Record list
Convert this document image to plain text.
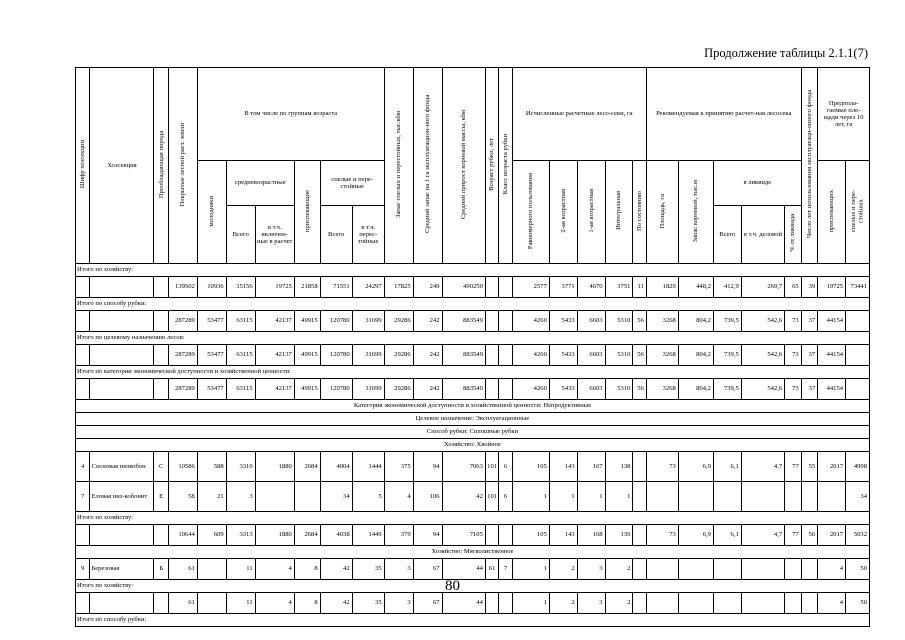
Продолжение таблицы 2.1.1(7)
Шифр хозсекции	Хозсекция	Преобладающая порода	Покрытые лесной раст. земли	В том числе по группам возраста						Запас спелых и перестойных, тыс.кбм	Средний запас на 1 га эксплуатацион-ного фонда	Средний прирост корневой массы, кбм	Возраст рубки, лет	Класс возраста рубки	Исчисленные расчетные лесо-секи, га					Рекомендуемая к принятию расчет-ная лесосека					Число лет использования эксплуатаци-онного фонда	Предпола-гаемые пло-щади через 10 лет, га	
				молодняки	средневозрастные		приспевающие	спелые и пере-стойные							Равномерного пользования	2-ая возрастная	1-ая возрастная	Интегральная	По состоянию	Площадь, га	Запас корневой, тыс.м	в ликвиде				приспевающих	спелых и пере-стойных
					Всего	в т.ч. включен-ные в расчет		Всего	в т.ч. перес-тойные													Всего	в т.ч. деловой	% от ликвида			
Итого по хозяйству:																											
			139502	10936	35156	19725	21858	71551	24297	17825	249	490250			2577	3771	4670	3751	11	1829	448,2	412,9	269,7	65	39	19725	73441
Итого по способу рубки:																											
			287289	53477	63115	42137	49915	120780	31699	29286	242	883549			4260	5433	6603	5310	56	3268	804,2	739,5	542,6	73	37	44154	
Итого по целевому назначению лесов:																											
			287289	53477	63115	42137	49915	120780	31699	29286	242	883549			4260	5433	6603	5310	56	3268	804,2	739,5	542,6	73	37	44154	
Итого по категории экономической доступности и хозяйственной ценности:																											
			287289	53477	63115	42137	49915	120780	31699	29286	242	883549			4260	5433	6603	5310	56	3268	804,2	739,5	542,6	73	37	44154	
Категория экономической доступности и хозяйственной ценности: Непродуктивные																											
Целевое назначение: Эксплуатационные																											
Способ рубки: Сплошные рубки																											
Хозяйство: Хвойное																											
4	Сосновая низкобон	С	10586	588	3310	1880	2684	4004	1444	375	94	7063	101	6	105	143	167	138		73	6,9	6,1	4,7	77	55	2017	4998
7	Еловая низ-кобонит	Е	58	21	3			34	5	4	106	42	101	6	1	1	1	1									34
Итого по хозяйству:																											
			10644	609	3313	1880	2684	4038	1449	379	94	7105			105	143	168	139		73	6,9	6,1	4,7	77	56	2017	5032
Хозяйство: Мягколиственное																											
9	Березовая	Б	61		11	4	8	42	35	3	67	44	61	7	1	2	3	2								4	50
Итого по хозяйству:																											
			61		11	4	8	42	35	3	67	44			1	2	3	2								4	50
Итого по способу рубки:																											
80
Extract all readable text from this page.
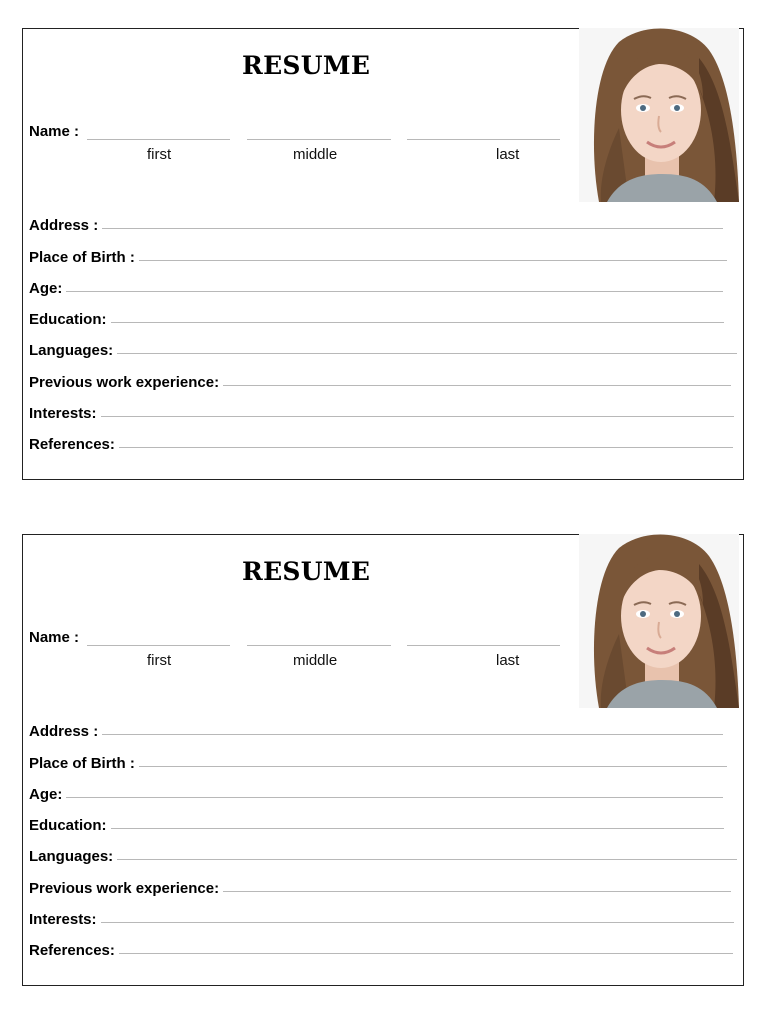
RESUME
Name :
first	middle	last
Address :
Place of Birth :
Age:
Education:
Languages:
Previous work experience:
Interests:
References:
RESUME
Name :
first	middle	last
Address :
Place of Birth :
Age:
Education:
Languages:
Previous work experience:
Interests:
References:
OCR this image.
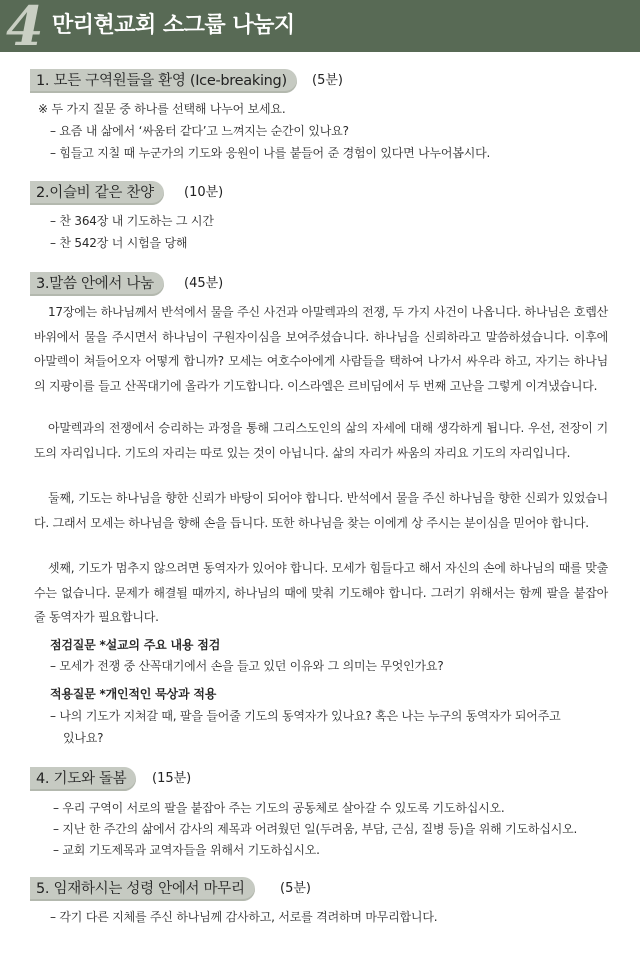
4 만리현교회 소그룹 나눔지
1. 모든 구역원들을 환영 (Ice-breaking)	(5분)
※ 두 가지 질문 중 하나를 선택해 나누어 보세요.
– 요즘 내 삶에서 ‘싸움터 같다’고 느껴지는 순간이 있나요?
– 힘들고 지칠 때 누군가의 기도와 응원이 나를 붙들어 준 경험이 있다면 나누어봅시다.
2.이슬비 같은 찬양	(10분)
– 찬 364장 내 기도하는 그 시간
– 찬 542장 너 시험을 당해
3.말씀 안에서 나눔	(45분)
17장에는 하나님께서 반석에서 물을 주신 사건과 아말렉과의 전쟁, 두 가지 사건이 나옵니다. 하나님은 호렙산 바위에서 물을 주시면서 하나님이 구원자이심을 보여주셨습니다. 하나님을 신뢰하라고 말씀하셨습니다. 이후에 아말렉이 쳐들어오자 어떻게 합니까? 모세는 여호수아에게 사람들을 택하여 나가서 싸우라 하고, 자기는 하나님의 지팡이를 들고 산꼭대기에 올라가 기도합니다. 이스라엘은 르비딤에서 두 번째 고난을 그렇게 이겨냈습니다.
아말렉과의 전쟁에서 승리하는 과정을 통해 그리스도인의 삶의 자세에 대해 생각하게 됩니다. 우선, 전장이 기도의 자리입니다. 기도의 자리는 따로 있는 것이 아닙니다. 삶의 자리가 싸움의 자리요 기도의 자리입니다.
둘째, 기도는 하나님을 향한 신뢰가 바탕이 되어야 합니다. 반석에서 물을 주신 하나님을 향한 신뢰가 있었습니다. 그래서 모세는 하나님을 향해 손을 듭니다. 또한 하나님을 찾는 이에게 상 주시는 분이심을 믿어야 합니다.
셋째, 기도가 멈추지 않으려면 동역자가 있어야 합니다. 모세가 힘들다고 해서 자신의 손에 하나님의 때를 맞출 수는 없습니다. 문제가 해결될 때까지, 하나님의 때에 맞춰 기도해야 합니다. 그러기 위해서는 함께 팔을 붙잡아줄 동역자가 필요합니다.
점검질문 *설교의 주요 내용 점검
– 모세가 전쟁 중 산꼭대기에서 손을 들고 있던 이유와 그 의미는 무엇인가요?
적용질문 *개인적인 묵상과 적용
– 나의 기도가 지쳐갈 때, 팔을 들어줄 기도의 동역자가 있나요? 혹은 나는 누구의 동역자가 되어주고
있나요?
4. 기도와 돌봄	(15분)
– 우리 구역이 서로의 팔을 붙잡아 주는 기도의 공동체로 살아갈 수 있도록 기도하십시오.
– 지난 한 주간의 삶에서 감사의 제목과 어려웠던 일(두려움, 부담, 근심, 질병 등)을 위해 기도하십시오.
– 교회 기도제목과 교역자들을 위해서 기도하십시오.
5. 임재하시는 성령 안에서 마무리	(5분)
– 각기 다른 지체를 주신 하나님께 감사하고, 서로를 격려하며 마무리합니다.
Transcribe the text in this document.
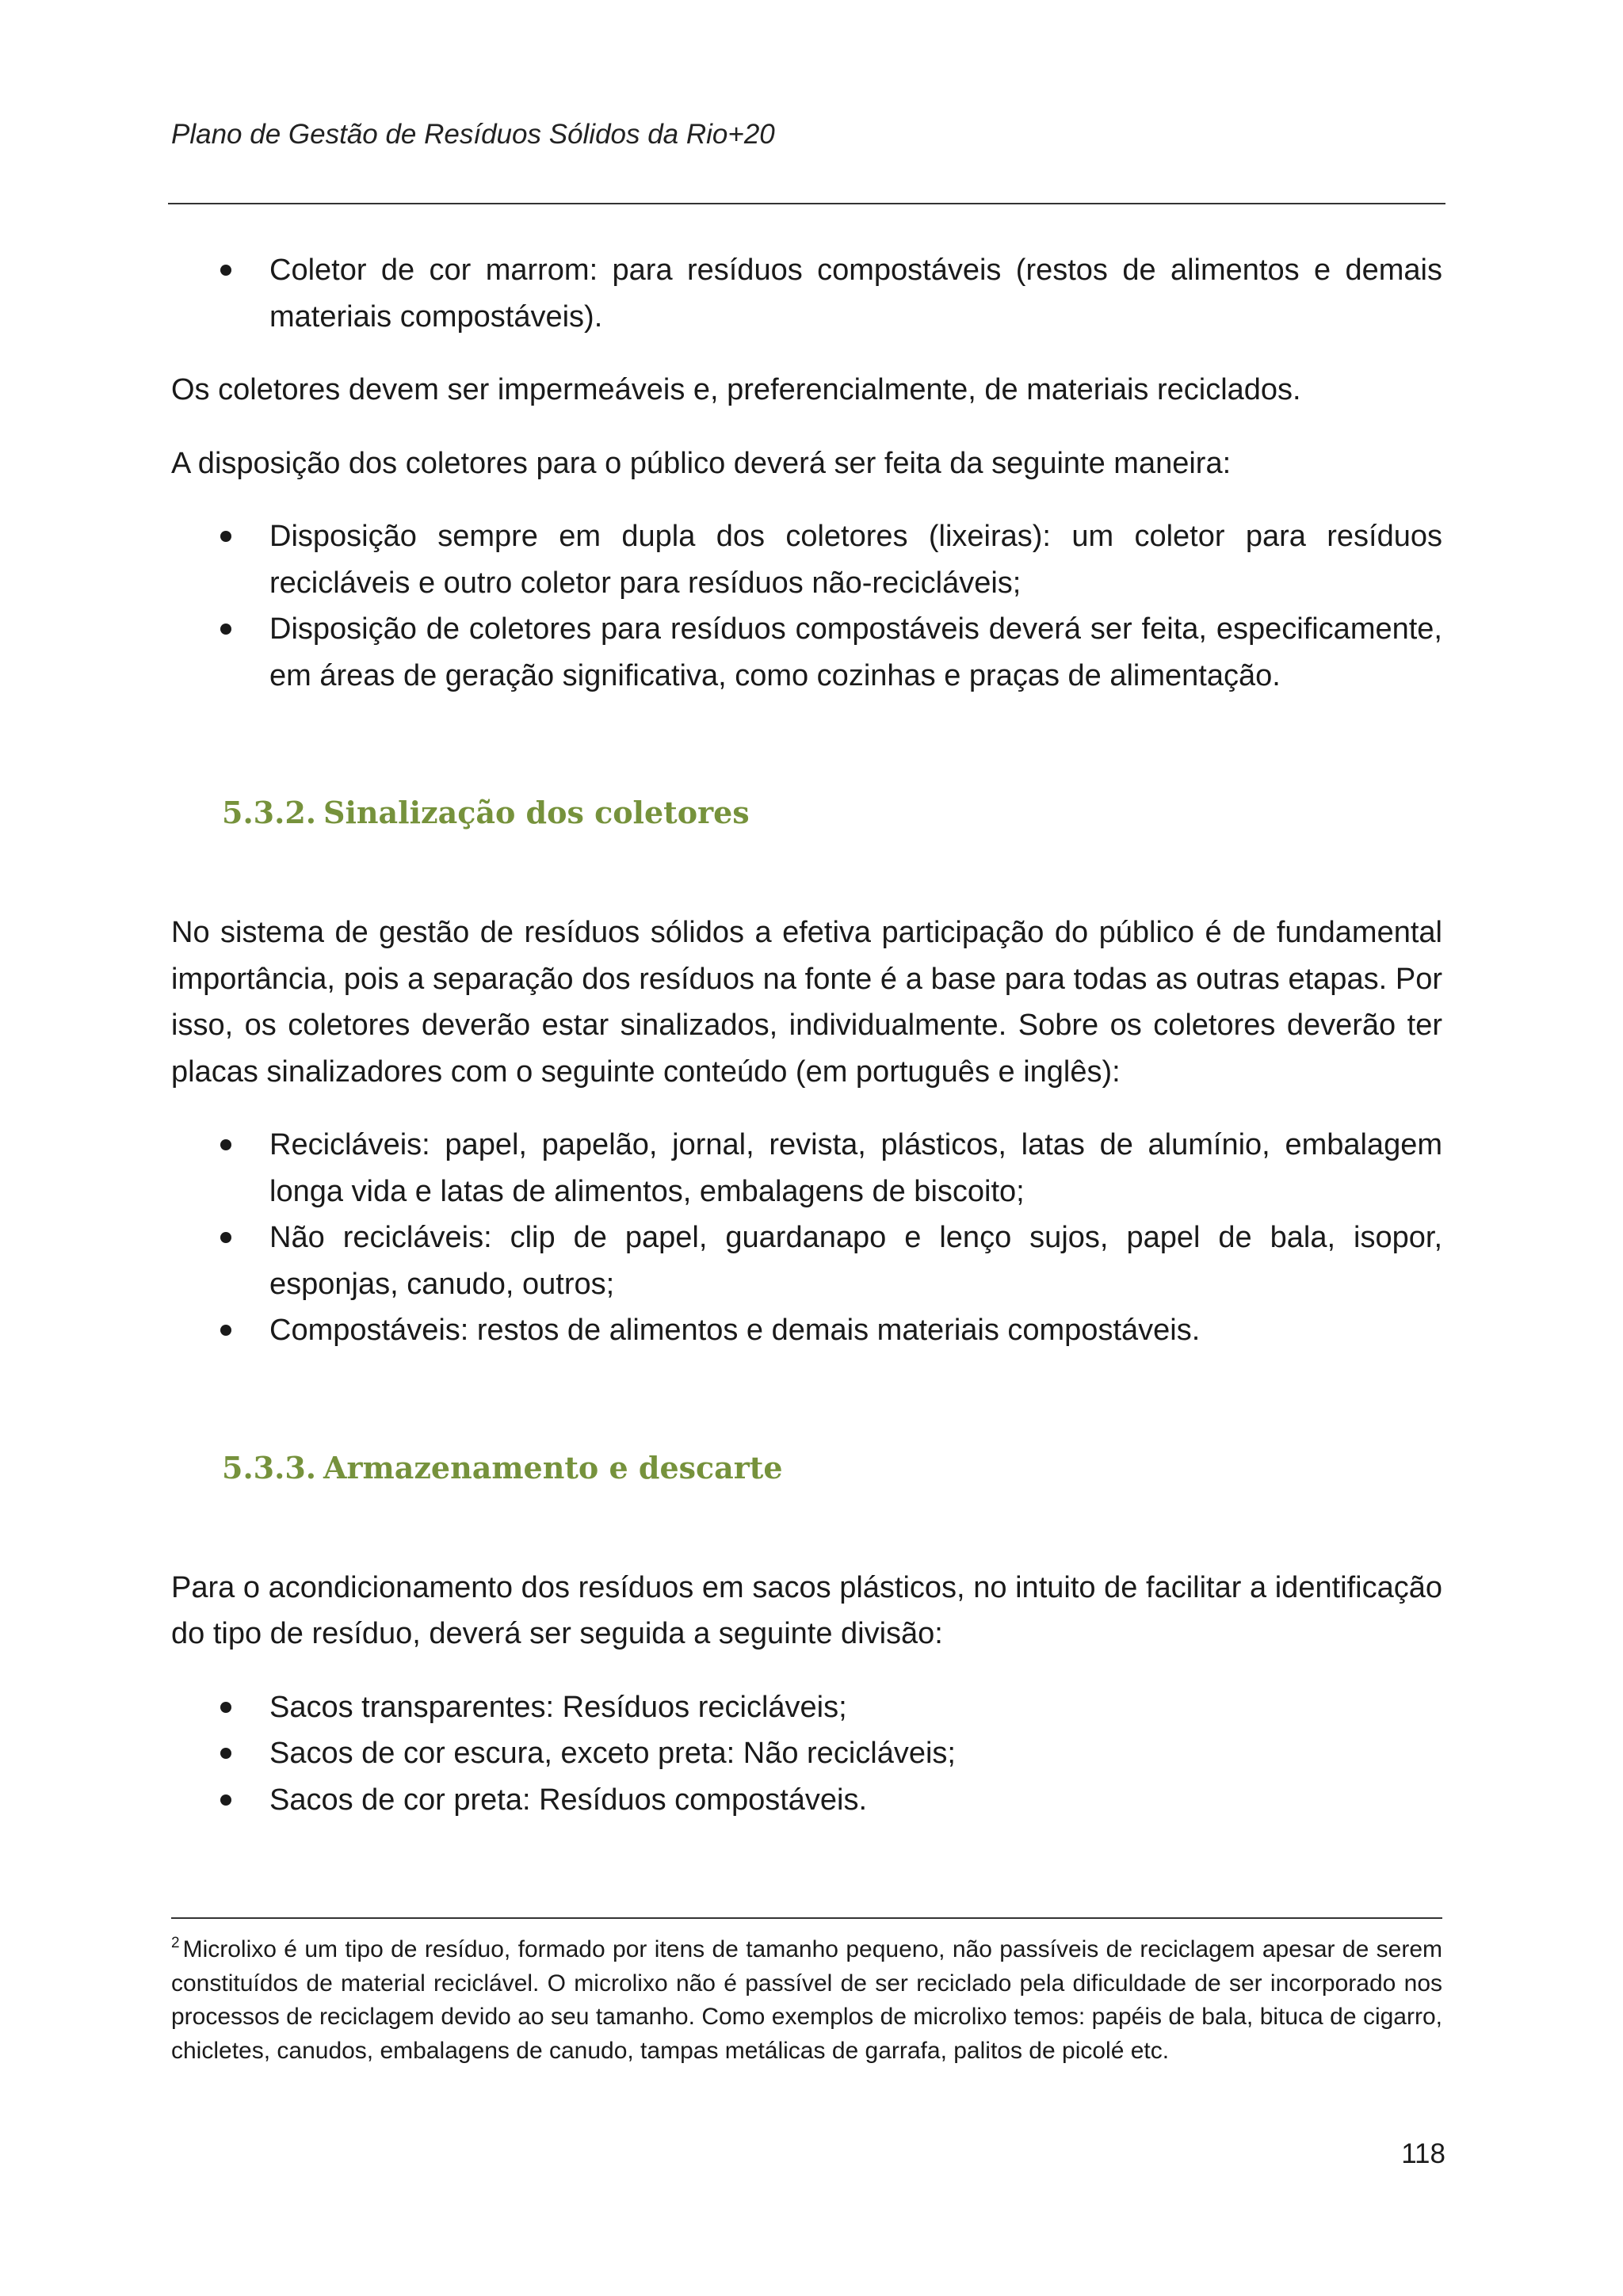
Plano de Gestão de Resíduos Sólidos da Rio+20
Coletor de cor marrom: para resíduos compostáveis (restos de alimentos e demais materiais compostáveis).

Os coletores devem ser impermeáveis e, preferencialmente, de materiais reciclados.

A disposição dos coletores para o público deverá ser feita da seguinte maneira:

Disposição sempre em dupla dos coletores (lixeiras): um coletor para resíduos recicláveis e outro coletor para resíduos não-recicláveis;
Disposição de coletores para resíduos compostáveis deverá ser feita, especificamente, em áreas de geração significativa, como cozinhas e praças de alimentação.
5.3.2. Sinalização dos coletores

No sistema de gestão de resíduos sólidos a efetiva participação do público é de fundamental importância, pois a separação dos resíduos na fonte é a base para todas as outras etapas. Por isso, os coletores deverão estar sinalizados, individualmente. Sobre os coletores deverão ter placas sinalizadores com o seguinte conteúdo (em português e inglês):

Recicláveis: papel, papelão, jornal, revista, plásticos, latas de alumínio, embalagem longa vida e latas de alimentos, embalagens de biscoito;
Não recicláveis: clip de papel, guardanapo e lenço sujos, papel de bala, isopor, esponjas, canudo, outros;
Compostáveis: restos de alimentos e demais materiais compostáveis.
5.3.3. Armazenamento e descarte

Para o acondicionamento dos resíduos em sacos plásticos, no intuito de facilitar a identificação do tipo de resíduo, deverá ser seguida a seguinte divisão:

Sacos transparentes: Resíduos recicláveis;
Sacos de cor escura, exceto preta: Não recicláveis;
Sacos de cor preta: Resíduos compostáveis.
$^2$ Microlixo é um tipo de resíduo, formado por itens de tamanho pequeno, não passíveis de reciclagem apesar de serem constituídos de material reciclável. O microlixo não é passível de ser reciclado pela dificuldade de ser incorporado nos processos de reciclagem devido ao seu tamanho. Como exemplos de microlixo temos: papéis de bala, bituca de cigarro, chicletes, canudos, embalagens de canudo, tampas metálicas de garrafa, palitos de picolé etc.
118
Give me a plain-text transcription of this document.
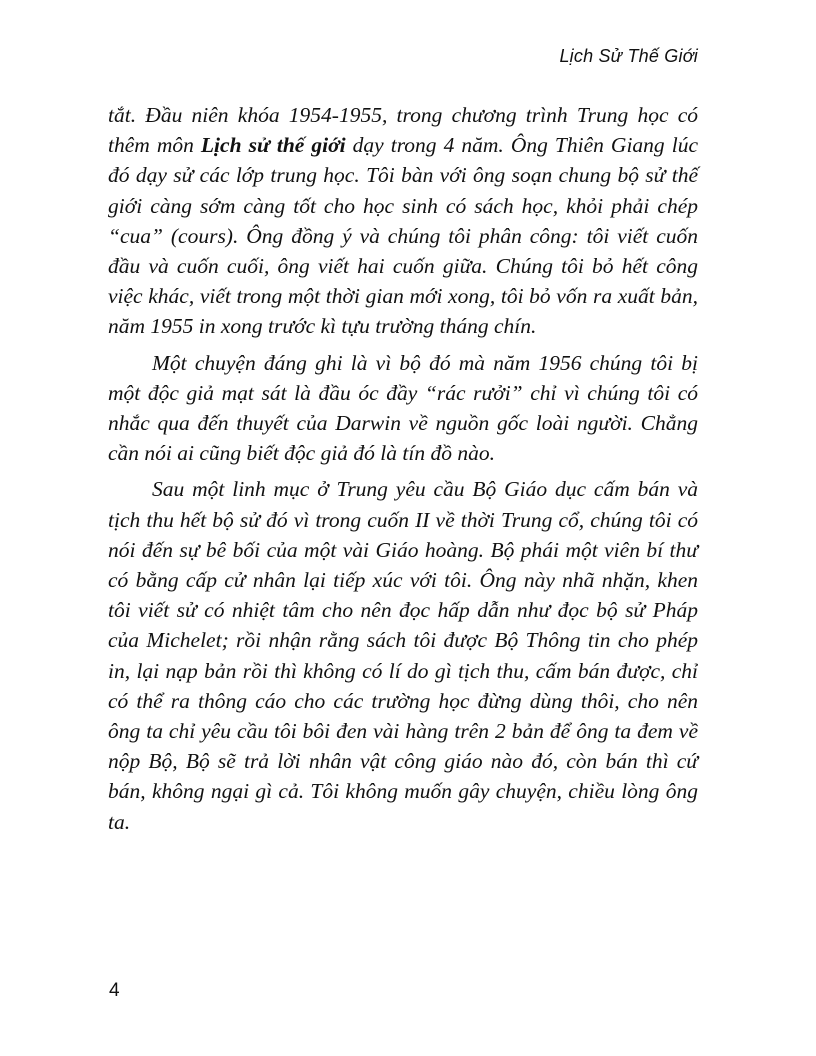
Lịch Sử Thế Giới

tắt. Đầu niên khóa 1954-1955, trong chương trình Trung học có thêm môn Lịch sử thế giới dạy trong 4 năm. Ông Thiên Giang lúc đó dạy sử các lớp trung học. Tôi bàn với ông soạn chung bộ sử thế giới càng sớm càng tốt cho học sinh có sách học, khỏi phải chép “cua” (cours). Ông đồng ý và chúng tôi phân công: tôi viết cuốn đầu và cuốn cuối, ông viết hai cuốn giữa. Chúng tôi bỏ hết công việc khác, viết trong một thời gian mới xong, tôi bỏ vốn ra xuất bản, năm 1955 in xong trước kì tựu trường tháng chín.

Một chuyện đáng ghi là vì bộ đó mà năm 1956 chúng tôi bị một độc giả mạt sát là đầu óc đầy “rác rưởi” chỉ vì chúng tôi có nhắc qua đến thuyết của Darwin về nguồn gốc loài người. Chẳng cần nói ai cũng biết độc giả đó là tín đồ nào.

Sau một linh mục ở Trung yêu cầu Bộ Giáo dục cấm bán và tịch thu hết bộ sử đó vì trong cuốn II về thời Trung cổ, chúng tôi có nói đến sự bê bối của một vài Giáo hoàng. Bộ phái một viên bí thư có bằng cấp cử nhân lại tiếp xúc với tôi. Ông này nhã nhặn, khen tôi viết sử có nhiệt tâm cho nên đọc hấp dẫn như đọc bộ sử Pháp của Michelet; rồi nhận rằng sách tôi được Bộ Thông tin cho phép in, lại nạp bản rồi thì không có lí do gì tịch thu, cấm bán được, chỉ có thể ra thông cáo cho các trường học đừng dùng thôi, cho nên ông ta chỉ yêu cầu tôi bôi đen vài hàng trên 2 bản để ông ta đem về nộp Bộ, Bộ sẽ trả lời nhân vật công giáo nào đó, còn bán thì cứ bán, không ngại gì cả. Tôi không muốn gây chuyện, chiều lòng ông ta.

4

Instruction
Above are the records. Copy every line in them holding "Lịch".

Result
Lịch Sử Thế Giới
tắt. Đầu niên khóa 1954-1955, trong chương trình Trung học có thêm môn Lịch sử thế giới dạy trong 4 năm. Ông Thiên Giang lúc đó dạy sử các lớp trung học. Tôi bàn với ông soạn chung bộ sử thế giới càng sớm càng tốt cho học sinh có sách học, khỏi phải chép “cua” (cours). Ông đồng ý và chúng tôi phân công: tôi viết cuốn đầu và cuốn cuối, ông viết hai cuốn giữa. Chúng tôi bỏ hết công việc khác, viết trong một thời gian mới xong, tôi bỏ vốn ra xuất bản, năm 1955 in xong trước kì tựu trường tháng chín.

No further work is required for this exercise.